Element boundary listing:
* * * * * * *

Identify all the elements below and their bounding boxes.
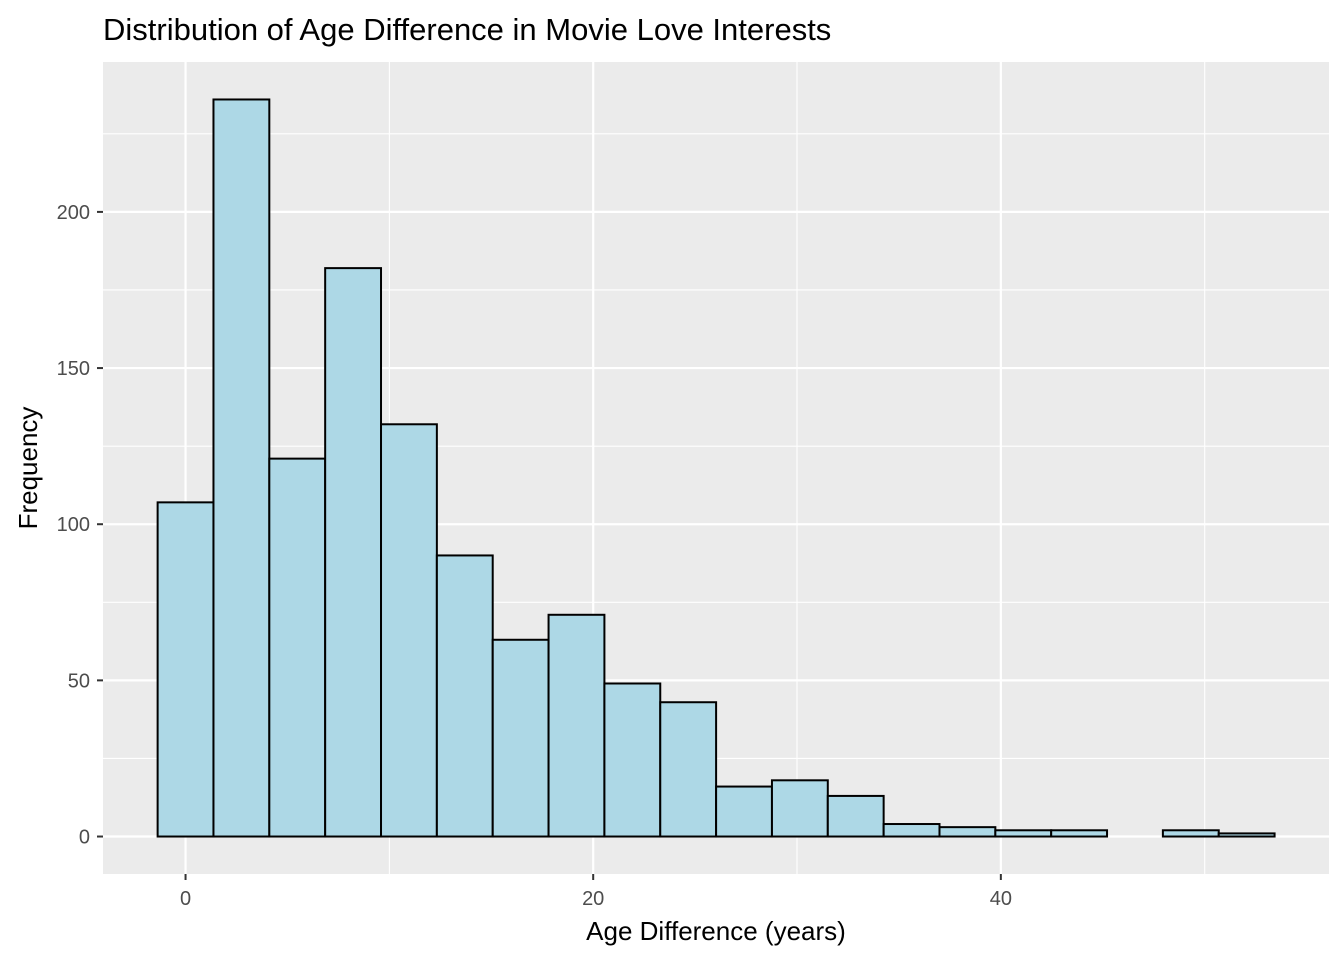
histogram-bar <box>156 501 215 838</box>
histogram-bar <box>994 829 1053 838</box>
x-tick-label: 20 <box>582 888 604 910</box>
x-axis: 0 20 40 <box>180 874 1012 910</box>
histogram-bar <box>715 785 773 838</box>
x-tick-label: 40 <box>990 888 1012 910</box>
histogram-bar <box>1161 829 1220 838</box>
histogram-bar <box>603 682 662 838</box>
histogram-bar <box>380 423 438 838</box>
histogram-bar <box>882 823 941 838</box>
y-tick-label: 150 <box>57 358 90 380</box>
chart-title: Distribution of Age Difference in Movie … <box>103 12 831 47</box>
histogram-bar <box>770 779 829 838</box>
histogram-bar <box>491 638 550 838</box>
x-axis-title: Age Difference (years) <box>586 916 846 946</box>
histogram-bar <box>1050 829 1109 838</box>
histogram-bar <box>938 826 997 838</box>
histogram-bar <box>268 457 327 838</box>
histogram-bar <box>212 98 271 838</box>
histogram-bar <box>547 613 606 838</box>
y-tick-label: 0 <box>79 827 90 849</box>
histogram-bar <box>659 701 718 838</box>
histogram-bar <box>1217 832 1276 838</box>
histogram-bar <box>826 794 885 838</box>
y-tick-label: 50 <box>68 670 90 692</box>
histogram-bars <box>156 98 1276 838</box>
y-axis-title: Frequency <box>13 407 43 530</box>
histogram-bar <box>324 267 383 838</box>
y-tick-label: 100 <box>57 514 90 536</box>
y-tick-label: 200 <box>57 202 90 224</box>
histogram-bar <box>435 554 494 838</box>
x-tick-label: 0 <box>180 888 191 910</box>
y-axis: 0 50 100 150 200 <box>57 202 103 849</box>
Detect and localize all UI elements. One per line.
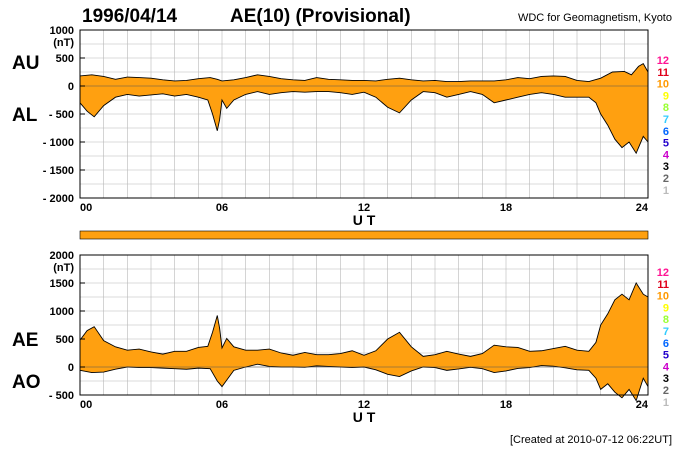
au-al-panel: 1000 500 0 - 500 - 1000 - 1500 - 2000 (nT) 00 06 1… bbox=[12, 25, 649, 228]
series-label-upper: AE bbox=[12, 330, 38, 351]
x-axis-label: U T bbox=[353, 409, 376, 425]
unit-label: (nT) bbox=[53, 262, 74, 274]
station-count-label: 8 bbox=[663, 102, 669, 114]
series-line-ae bbox=[79, 282, 649, 357]
series-line-ao bbox=[79, 363, 649, 402]
station-count-label: 5 bbox=[663, 138, 669, 150]
y-tick-label: - 500 bbox=[49, 390, 74, 402]
station-count-label: 10 bbox=[657, 291, 669, 303]
series-line-au bbox=[79, 62, 649, 82]
station-count-label: 4 bbox=[663, 361, 670, 373]
x-axis-label: U T bbox=[353, 212, 376, 228]
plot-frame bbox=[79, 254, 649, 396]
y-tick-label: 1500 bbox=[50, 278, 74, 290]
station-count-label: 3 bbox=[663, 373, 669, 385]
station-count-label: 8 bbox=[663, 314, 669, 326]
date-label: 1996/04/14 bbox=[82, 6, 178, 27]
series-label-upper: AU bbox=[12, 53, 39, 74]
station-count-label: 9 bbox=[663, 302, 669, 314]
y-tick-label: - 500 bbox=[49, 109, 74, 121]
y-tick-label: 500 bbox=[56, 334, 74, 346]
station-count-label: 1 bbox=[663, 185, 669, 197]
station-count-label: 10 bbox=[657, 79, 669, 91]
y-tick-label: 0 bbox=[68, 81, 74, 93]
x-tick-label: 18 bbox=[500, 399, 512, 411]
x-tick-label: 12 bbox=[358, 202, 370, 214]
unit-label: (nT) bbox=[53, 37, 74, 49]
x-tick-label: 18 bbox=[500, 202, 512, 214]
station-count-label: 3 bbox=[663, 161, 669, 173]
station-count-label: 9 bbox=[663, 90, 669, 102]
y-tick-label: 1000 bbox=[50, 306, 74, 318]
station-count-label: 12 bbox=[657, 267, 669, 279]
station-count-label: 7 bbox=[663, 114, 669, 126]
station-count-label: 6 bbox=[663, 126, 669, 138]
x-tick-label: 00 bbox=[80, 202, 92, 214]
station-count-label: 4 bbox=[663, 149, 670, 161]
y-tick-label: 500 bbox=[56, 53, 74, 65]
y-tick-label: - 1500 bbox=[43, 165, 74, 177]
data-availability-bar bbox=[79, 230, 649, 240]
x-tick-label: 06 bbox=[216, 399, 228, 411]
station-count-label: 6 bbox=[663, 338, 669, 350]
station-count-label: 5 bbox=[663, 350, 669, 362]
y-tick-label: 1000 bbox=[50, 25, 74, 37]
chart-title: AE(10) (Provisional) bbox=[230, 6, 411, 27]
x-tick-label: 00 bbox=[80, 399, 92, 411]
band-fill bbox=[80, 63, 648, 152]
y-tick-label: 2000 bbox=[50, 250, 74, 262]
station-count-label: 2 bbox=[663, 385, 669, 397]
station-count-label: 7 bbox=[663, 326, 669, 338]
series-line-al bbox=[79, 91, 649, 155]
x-tick-label: 24 bbox=[636, 399, 649, 411]
station-count-label: 11 bbox=[657, 67, 669, 79]
station-count-label: 2 bbox=[663, 173, 669, 185]
station-count-label: 12 bbox=[657, 55, 669, 67]
station-count-label: 1 bbox=[663, 397, 669, 409]
y-tick-label: - 2000 bbox=[43, 193, 74, 205]
x-tick-label: 06 bbox=[216, 202, 228, 214]
x-tick-label: 24 bbox=[636, 202, 649, 214]
series-label-lower: AO bbox=[12, 372, 41, 393]
station-count-label: 11 bbox=[657, 279, 669, 291]
x-tick-label: 12 bbox=[358, 399, 370, 411]
y-tick-label: 0 bbox=[68, 362, 74, 374]
source-label: WDC for Geomagnetism, Kyoto bbox=[518, 12, 672, 24]
y-tick-label: - 1000 bbox=[43, 137, 74, 149]
created-timestamp: [Created at 2010-07-12 06:22UT] bbox=[510, 434, 672, 446]
series-label-lower: AL bbox=[12, 105, 38, 126]
ae-ao-panel: 2000 1500 1000 500 0 - 500 (nT) 00 06 12 18 24 U T AE… bbox=[12, 250, 649, 425]
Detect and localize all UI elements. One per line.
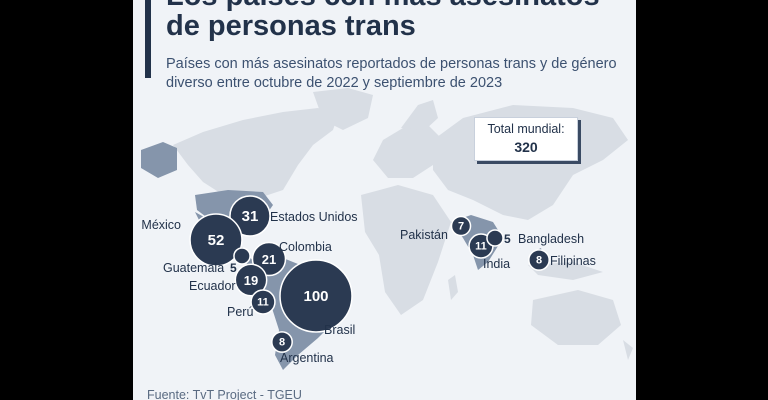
bubble-guatemala [233,247,251,265]
country-label-mexico: México [141,218,181,232]
value-label-pakistan: 7 [458,221,464,233]
bubble-estados-unidos [229,195,271,237]
title-accent-bar [145,0,151,78]
source-note: Fuente: TvT Project - TGEU [147,388,302,400]
country-label-india: India [483,257,510,271]
bubble-argentina [271,331,293,353]
bubble-bangladesh [486,229,504,247]
page-title: Los países con más asesinatos [166,0,600,13]
value-label-guatemala: 5 [230,261,237,275]
total-callout: Total mundial: 320 [474,117,578,161]
bubble-pakistan [450,215,472,237]
bubble-ecuador [234,263,268,297]
total-label: Total mundial: [487,122,565,136]
country-label-brasil: Brasil [324,323,355,337]
value-label-india: 11 [475,241,487,253]
value-label-ecuador: 19 [244,273,258,288]
country-label-peru: Perú [227,305,253,319]
infographic-panel: 31 Estados Unidos 52 México 21 Colombia 5 Guate… [133,0,636,400]
value-label-bangladesh: 5 [504,232,511,246]
bubble-mexico [189,213,243,267]
total-value: 320 [514,139,538,155]
value-label-colombia: 21 [262,252,276,267]
bubble-filipinas [528,249,550,271]
country-label-filipinas: Filipinas [550,254,596,268]
country-label-bangladesh: Bangladesh [518,232,584,246]
bubble-layer [189,195,550,353]
country-label-guatemala: Guatemala [163,261,224,275]
country-label-ecuador: Ecuador [189,279,236,293]
value-label-mexico: 52 [208,232,225,249]
value-label-estados-unidos: 31 [242,208,259,225]
country-label-colombia: Colombia [279,240,332,254]
page-subtitle: Países con más asesinatos reportados de … [166,56,617,91]
value-label-brasil: 100 [303,288,328,305]
value-label-peru: 11 [257,297,269,309]
country-label-argentina: Argentina [280,351,334,365]
bubble-peru [250,289,276,315]
country-label-pakistan: Pakistán [400,228,448,242]
value-label-argentina: 8 [279,337,285,349]
bubble-brasil [279,259,353,333]
value-label-filipinas: 8 [536,255,542,267]
page-title-line2: de personas trans [166,10,416,42]
country-label-estados-unidos: Estados Unidos [270,210,358,224]
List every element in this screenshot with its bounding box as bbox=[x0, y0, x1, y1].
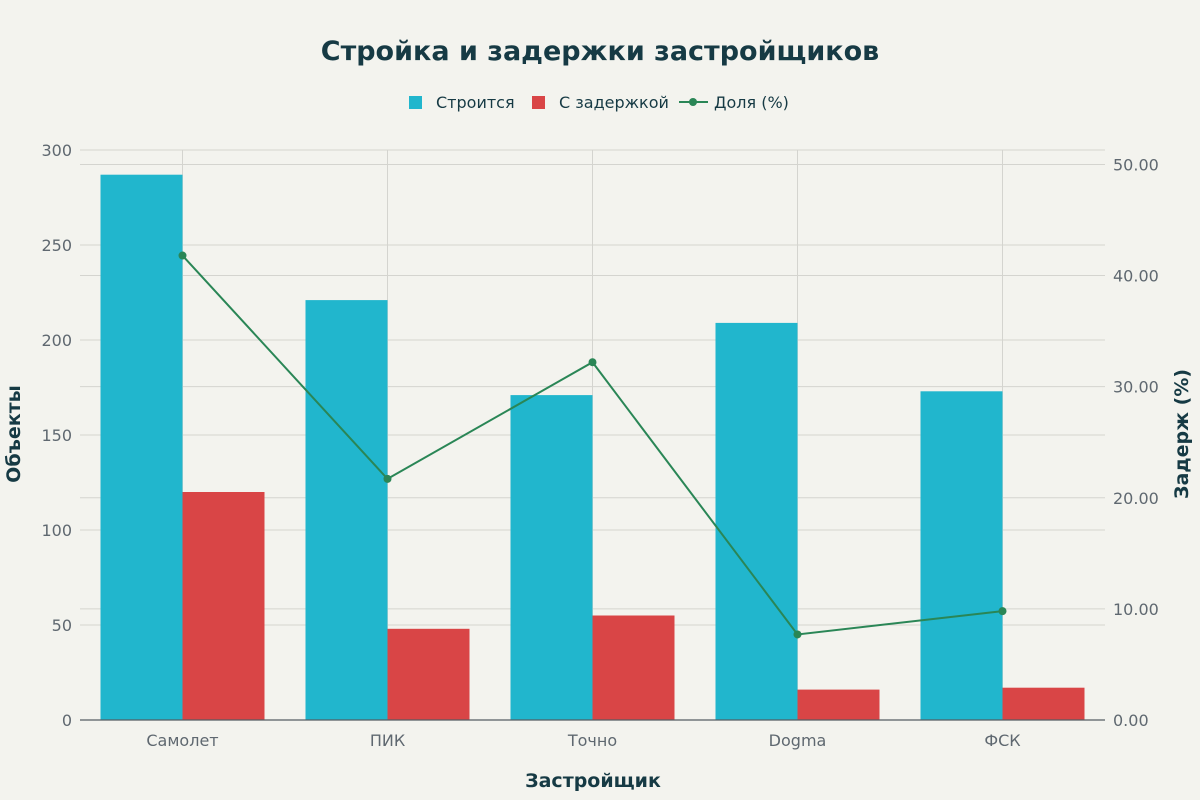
legend-swatch-building bbox=[409, 96, 422, 109]
x-tick-label: Точно bbox=[567, 731, 617, 750]
bar-building-4 bbox=[920, 391, 1003, 720]
chart-title: Стройка и задержки застройщиков bbox=[321, 36, 879, 67]
share-point-1 bbox=[383, 474, 392, 483]
y2-tick-label: 30.00 bbox=[1113, 378, 1159, 397]
legend-label-delayed: С задержкой bbox=[559, 93, 669, 112]
bar-delayed-0 bbox=[182, 492, 265, 720]
share-point-4 bbox=[998, 607, 1007, 616]
y2-axis-title: Задерж (%) bbox=[1171, 369, 1193, 499]
legend: Строится С задержкой Доля (%) bbox=[409, 93, 789, 112]
share-point-3 bbox=[793, 630, 802, 639]
bar-delayed-3 bbox=[797, 689, 880, 720]
bar-building-1 bbox=[305, 300, 388, 720]
y2-tick-label: 40.00 bbox=[1113, 267, 1159, 286]
y-tick-label: 200 bbox=[41, 331, 72, 350]
y-tick-label: 0 bbox=[62, 711, 72, 730]
share-point-0 bbox=[178, 251, 187, 260]
x-tick-label: ПИК bbox=[370, 731, 406, 750]
legend-label-building: Строится bbox=[436, 93, 515, 112]
bar-delayed-4 bbox=[1002, 687, 1085, 720]
y2-tick-label: 20.00 bbox=[1113, 489, 1159, 508]
axes: 0 50 100 150 200 250 300 0.00 10.00 20.00 30.00 40.… bbox=[41, 141, 1158, 750]
bar-building-2 bbox=[510, 395, 593, 720]
y2-tick-label: 0.00 bbox=[1113, 711, 1149, 730]
y-axis-title: Объекты bbox=[3, 385, 25, 483]
y2-tick-label: 50.00 bbox=[1113, 155, 1159, 174]
x-tick-label: ФСК bbox=[984, 731, 1021, 750]
legend-swatch-share-dot bbox=[689, 98, 697, 106]
legend-label-share: Доля (%) bbox=[714, 93, 789, 112]
legend-swatch-delayed bbox=[532, 96, 545, 109]
bar-delayed-2 bbox=[592, 615, 675, 720]
y-tick-label: 100 bbox=[41, 521, 72, 540]
bar-building-3 bbox=[715, 322, 798, 720]
y-tick-label: 250 bbox=[41, 236, 72, 255]
y-tick-label: 150 bbox=[41, 426, 72, 445]
x-tick-label: Dogma bbox=[769, 731, 827, 750]
bar-delayed-1 bbox=[387, 628, 470, 720]
y-tick-label: 300 bbox=[41, 141, 72, 160]
y2-tick-label: 10.00 bbox=[1113, 600, 1159, 619]
share-point-2 bbox=[588, 358, 597, 367]
y-tick-label: 50 bbox=[52, 616, 72, 635]
x-tick-label: Самолет bbox=[146, 731, 218, 750]
x-axis-title: Застройщик bbox=[525, 770, 661, 792]
bar-building-0 bbox=[100, 174, 183, 720]
share-line-layer bbox=[178, 251, 1007, 639]
bars bbox=[100, 174, 1085, 720]
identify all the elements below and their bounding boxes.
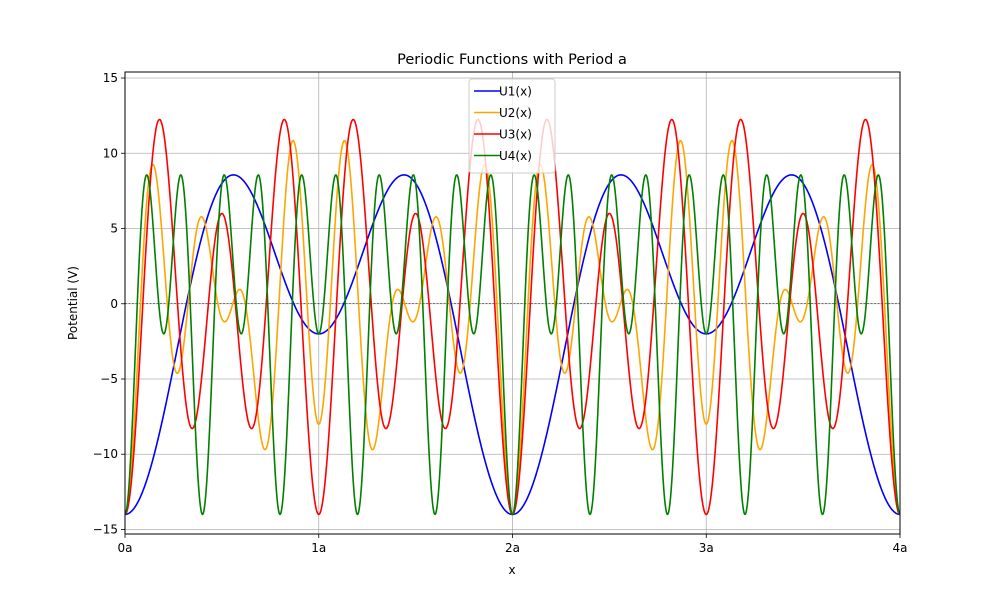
chart-title: Periodic Functions with Period a — [397, 52, 627, 68]
series-line-u4-x — [124, 174, 901, 516]
x-tick-label: 1a — [311, 541, 326, 555]
y-tick-label: −10 — [93, 447, 118, 461]
legend-label: U4(x) — [499, 149, 532, 163]
x-tick-label: 3a — [699, 541, 714, 555]
x-tick-label: 4a — [893, 541, 908, 555]
y-tick-label: 5 — [110, 222, 118, 236]
y-tick-label: −15 — [93, 522, 118, 536]
legend-label: U3(x) — [499, 128, 532, 142]
y-tick-label: 0 — [110, 297, 118, 311]
x-axis-label: x — [508, 563, 515, 577]
y-tick-label: 10 — [103, 146, 118, 160]
legend-label: U1(x) — [499, 85, 532, 99]
legend-box — [468, 78, 556, 174]
series-lines — [124, 118, 901, 516]
legend: U1(x) U2(x) U3(x) U4(x) — [468, 78, 556, 174]
x-tick-label: 0a — [118, 541, 133, 555]
y-axis-label: Potential (V) — [66, 266, 80, 340]
legend-label: U2(x) — [499, 106, 532, 120]
x-tick-label: 2a — [505, 541, 520, 555]
y-tick-label: −5 — [100, 372, 118, 386]
ticks: 0a 1a 2a 3a 4a −15 −10 −5 0 5 10 15 — [93, 71, 908, 555]
y-tick-label: 15 — [103, 71, 118, 85]
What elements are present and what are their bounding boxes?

* * * * * * *

Update the listing from the line containing "au-al-panel: 1000 500" through the line containing "y-tick-label: 500 bbox=[56, 334, 74, 346]" by putting "station-number-label" wherever "station-count-label" appears, and leave everything else unchanged. Give back only those lines.

| EXERCISE RESPONSE |
au-al-panel: 1000 500 0 - 500 - 1000 - 1500 - 2000 (nT) 00 06 1… bbox=[12, 25, 649, 228]
series-label-upper: AE bbox=[12, 330, 38, 351]
x-axis-label: U T bbox=[353, 409, 376, 425]
unit-label: (nT) bbox=[53, 262, 74, 274]
station-number-label: 8 bbox=[663, 102, 669, 114]
series-line-ae bbox=[79, 282, 649, 357]
series-line-ao bbox=[79, 363, 649, 402]
station-number-label: 5 bbox=[663, 138, 669, 150]
y-tick-label: - 500 bbox=[49, 390, 74, 402]
station-number-label: 10 bbox=[657, 291, 669, 303]
series-line-au bbox=[79, 62, 649, 82]
station-number-label: 4 bbox=[663, 361, 670, 373]
x-axis-label: U T bbox=[353, 212, 376, 228]
plot-frame bbox=[79, 254, 649, 396]
y-tick-label: 1500 bbox=[50, 278, 74, 290]
station-number-label: 3 bbox=[663, 373, 669, 385]
station-number-label: 8 bbox=[663, 314, 669, 326]
date-label: 1996/04/14 bbox=[82, 6, 178, 27]
series-label-upper: AU bbox=[12, 53, 39, 74]
station-number-label: 9 bbox=[663, 302, 669, 314]
y-tick-label: - 500 bbox=[49, 109, 74, 121]
y-tick-label: 500 bbox=[56, 334, 74, 346]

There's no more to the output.